* **What you will do**: Search the material for the string "bagi" and copy each line where it occurs.

* **Dataset entries**:

____________________

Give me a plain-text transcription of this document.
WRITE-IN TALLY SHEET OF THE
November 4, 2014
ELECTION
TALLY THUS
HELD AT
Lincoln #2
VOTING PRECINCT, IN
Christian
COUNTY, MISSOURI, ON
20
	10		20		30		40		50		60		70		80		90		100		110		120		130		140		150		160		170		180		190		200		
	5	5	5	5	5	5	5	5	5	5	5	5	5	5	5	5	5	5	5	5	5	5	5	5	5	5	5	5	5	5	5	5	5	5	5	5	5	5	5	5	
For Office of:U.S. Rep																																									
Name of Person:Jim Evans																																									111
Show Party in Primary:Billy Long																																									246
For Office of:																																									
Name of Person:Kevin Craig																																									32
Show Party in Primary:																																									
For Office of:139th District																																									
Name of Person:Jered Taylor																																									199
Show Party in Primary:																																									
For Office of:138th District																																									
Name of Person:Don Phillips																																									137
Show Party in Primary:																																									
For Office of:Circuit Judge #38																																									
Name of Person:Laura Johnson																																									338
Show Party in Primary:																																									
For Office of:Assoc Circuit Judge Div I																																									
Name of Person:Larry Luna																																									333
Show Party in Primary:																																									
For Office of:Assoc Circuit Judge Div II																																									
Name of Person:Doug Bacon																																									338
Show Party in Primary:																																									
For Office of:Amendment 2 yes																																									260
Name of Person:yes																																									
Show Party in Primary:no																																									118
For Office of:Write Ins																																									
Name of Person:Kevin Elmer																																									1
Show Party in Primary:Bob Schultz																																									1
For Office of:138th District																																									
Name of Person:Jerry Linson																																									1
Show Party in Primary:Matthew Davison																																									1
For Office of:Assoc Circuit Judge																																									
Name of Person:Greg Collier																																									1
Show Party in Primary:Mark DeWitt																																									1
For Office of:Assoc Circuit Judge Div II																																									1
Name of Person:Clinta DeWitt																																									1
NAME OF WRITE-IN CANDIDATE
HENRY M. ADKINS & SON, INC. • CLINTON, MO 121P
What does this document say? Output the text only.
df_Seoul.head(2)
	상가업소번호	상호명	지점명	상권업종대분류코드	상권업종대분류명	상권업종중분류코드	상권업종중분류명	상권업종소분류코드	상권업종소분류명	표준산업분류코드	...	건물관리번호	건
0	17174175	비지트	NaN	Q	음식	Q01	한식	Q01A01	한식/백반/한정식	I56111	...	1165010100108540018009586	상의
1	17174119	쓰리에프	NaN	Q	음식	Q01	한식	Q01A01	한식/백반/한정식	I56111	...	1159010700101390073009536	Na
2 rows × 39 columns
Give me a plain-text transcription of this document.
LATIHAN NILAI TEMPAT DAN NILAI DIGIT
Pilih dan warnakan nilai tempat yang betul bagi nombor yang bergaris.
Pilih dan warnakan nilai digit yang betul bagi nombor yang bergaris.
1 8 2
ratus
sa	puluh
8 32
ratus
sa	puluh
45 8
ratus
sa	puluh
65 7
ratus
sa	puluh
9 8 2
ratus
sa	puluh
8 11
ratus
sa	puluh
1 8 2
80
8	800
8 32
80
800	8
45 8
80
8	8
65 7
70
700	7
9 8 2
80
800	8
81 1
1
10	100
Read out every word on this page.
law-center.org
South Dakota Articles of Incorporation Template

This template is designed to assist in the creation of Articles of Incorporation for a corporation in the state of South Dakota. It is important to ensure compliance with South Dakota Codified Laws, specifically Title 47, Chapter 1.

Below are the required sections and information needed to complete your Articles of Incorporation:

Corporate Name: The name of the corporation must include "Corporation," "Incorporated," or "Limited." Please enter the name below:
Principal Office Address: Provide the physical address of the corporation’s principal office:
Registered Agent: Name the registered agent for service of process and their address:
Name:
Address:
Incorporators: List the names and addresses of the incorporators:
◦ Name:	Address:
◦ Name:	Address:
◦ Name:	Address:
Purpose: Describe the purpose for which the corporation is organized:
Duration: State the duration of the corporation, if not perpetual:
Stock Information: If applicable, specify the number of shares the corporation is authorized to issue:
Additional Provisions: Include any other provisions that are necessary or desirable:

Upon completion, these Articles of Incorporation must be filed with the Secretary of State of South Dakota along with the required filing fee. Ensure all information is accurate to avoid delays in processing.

____________________

* **Full output**:
Pilih dan warnakan nilai tempat yang betul bagi nombor yang bergaris.
Pilih dan warnakan nilai digit yang betul bagi nombor yang bergaris.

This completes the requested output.